- Dataset items:
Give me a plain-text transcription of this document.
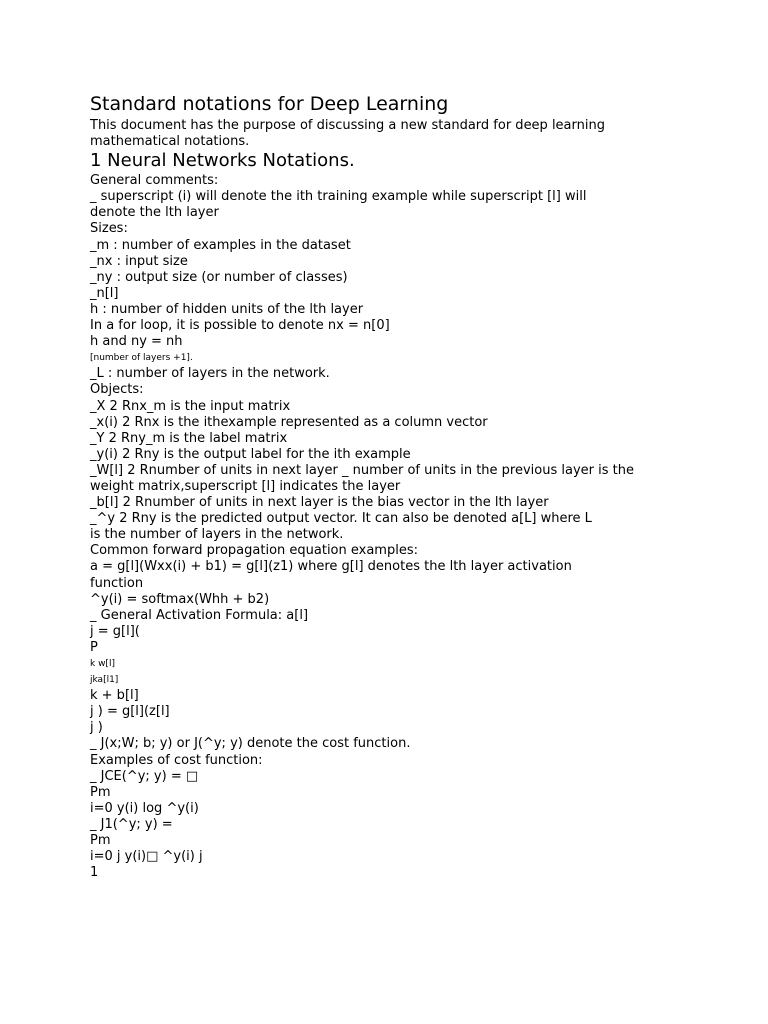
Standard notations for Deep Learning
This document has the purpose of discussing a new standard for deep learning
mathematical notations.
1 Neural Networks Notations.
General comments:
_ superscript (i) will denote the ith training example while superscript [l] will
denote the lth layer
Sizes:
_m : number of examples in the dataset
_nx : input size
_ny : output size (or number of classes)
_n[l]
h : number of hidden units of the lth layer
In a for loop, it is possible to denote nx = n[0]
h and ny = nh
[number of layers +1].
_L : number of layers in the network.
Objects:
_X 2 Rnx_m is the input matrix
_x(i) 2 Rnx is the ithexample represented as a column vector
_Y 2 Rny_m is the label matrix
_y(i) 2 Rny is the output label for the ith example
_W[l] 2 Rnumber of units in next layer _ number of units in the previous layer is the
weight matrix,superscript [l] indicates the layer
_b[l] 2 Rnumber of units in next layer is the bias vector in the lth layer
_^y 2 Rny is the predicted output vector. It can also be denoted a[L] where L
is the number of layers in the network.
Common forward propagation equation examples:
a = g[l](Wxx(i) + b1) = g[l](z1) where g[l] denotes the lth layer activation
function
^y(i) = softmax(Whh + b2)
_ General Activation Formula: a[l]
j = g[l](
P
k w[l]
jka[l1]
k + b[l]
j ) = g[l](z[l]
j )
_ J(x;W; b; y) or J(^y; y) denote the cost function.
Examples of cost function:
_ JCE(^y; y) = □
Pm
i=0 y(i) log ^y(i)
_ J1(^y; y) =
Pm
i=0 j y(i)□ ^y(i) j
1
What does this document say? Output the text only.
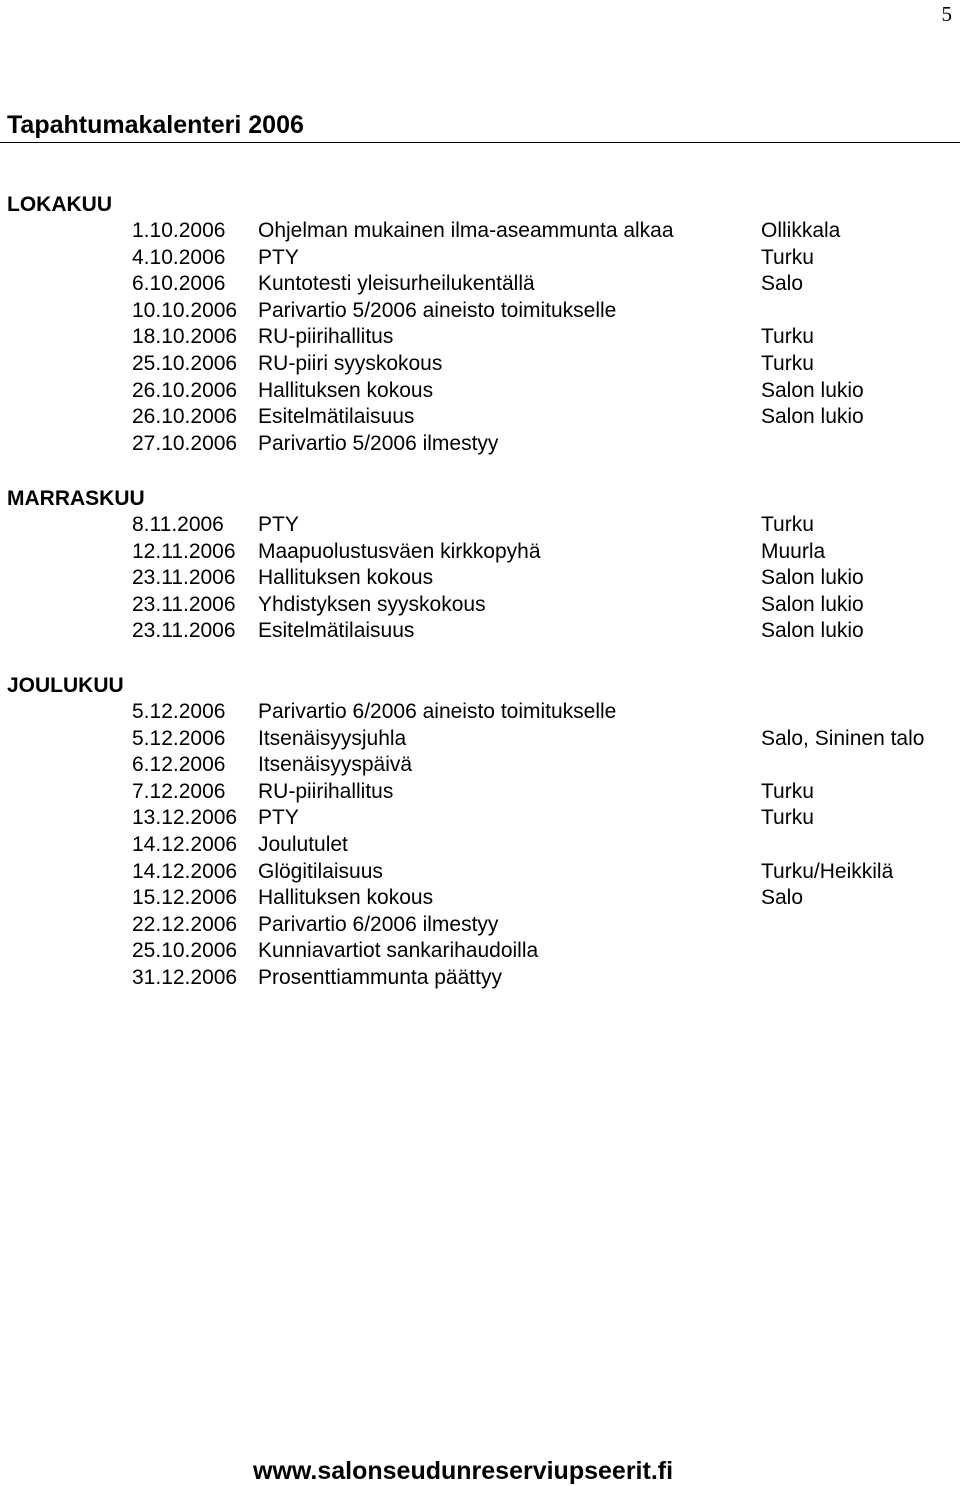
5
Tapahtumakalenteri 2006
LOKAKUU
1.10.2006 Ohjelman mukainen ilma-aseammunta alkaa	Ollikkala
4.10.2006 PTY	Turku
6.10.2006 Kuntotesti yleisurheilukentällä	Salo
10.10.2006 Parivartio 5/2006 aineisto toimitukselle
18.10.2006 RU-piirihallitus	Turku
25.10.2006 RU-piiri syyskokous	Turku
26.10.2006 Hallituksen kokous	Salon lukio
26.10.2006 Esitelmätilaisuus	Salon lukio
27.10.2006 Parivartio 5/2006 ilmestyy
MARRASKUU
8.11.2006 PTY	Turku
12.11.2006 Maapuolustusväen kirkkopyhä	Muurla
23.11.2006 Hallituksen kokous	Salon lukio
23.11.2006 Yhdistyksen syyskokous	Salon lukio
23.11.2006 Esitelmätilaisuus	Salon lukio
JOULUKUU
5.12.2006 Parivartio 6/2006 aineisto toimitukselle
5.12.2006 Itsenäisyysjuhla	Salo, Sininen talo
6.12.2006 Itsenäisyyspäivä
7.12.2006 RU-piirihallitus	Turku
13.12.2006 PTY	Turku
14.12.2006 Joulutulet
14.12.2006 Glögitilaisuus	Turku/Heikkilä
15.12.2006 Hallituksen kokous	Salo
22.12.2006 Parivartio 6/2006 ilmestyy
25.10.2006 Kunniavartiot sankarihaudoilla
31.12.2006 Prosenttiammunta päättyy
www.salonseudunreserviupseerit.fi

- Given request:
Among the entries, how many lines contain the string "piirihallitus"? Give the number without anything else.

- Answer to the task:
2